*READING TEXT*.
___

1 files changed, 301 insertions, 0 deletions
diff --git a/contrib/llvm/lib/CodeGen/AsmPrinter/DebugHandlerBase.cpp b/contrib/llvm/lib/CodeGen/AsmPrinter/DebugHandlerBase.cpp
new file mode 100644
index 000000000000..82e14dc13cb1
--- /dev/null
+++ b/contrib/llvm/lib/CodeGen/AsmPrinter/DebugHandlerBase.cpp
@@ -0,0 +1,301 @@
+//===-- llvm/lib/CodeGen/AsmPrinter/DebugHandlerBase.cpp -------*- C++ -*--===//
+//
+//                     The LLVM Compiler Infrastructure
+//
+// This file is distributed under the University of Illinois Open Source
+// License. See LICENSE.TXT for details.
+//
+//===----------------------------------------------------------------------===//
+//
+// Common functionality for different debug information format backends.
+// LLVM currently supports DWARF and CodeView.

___

*DATA SECTION*.

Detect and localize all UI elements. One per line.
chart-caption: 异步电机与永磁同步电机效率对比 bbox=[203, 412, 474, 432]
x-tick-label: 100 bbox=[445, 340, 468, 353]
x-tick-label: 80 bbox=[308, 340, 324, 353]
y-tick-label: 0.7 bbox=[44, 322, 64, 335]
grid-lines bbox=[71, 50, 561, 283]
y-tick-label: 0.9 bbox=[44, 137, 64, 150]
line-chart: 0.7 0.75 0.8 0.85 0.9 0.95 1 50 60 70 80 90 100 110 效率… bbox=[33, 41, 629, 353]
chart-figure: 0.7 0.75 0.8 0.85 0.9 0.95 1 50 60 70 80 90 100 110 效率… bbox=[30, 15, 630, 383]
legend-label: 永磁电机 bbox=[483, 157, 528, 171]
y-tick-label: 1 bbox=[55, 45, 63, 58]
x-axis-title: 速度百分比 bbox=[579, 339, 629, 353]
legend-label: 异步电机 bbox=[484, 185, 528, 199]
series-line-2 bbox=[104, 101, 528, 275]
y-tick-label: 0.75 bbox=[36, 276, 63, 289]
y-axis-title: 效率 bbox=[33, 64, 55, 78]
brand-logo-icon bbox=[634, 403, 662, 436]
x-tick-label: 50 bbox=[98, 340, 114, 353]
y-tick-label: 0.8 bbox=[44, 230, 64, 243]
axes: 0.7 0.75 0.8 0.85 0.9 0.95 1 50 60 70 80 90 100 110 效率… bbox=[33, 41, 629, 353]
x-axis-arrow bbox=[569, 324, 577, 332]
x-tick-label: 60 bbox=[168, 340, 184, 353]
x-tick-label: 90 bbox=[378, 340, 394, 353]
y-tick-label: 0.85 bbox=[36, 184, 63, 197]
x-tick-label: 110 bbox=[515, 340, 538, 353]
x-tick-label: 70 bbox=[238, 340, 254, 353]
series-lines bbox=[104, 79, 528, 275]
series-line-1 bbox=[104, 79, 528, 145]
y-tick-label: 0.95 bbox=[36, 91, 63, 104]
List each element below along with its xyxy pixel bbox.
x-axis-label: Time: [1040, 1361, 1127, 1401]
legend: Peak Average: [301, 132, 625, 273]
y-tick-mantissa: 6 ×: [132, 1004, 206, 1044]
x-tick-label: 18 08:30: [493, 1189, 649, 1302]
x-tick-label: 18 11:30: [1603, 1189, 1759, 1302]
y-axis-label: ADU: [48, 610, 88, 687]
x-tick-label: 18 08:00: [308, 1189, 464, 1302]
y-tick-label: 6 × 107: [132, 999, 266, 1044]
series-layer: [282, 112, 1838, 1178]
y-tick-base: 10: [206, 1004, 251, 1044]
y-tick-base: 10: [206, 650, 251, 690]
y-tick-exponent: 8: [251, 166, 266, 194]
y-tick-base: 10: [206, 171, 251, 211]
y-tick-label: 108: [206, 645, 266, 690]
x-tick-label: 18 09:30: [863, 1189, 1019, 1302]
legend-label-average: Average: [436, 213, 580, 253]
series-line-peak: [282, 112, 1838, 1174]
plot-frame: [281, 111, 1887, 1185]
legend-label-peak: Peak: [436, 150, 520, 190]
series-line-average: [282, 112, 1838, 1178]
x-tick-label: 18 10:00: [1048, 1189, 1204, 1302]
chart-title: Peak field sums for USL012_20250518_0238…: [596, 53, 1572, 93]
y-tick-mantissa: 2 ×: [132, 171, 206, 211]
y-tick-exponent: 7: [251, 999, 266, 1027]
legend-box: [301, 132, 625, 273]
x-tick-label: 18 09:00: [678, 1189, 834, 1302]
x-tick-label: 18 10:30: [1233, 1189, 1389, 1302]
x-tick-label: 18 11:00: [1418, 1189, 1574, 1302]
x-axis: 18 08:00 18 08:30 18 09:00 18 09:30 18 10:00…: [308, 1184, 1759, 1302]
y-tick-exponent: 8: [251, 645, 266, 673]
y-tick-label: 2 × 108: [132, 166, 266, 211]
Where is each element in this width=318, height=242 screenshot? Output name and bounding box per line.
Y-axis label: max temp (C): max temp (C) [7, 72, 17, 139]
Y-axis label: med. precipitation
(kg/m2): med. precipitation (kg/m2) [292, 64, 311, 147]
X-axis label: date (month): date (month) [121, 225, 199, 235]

___

*TASK TO CARRY OUT*.
State whether each statement agrees with the diff, answering yes or no and quoting the words of the diff that decide it. (a) The change adds 301 lines and removes none. (b) The file is distributed under the Apache License. (c) LLVM currently supports the DWARF and CodeView debug formats. The listing has no connection to the diff.

*SOLVED PROBLEM*.
(a) Yes: "1 files changed, 301 insertions, 0 deletions"
(b) No: "This file is distributed under the University of Illinois Open Source"
(c) Yes: "LLVM currently supports DWARF and CodeView."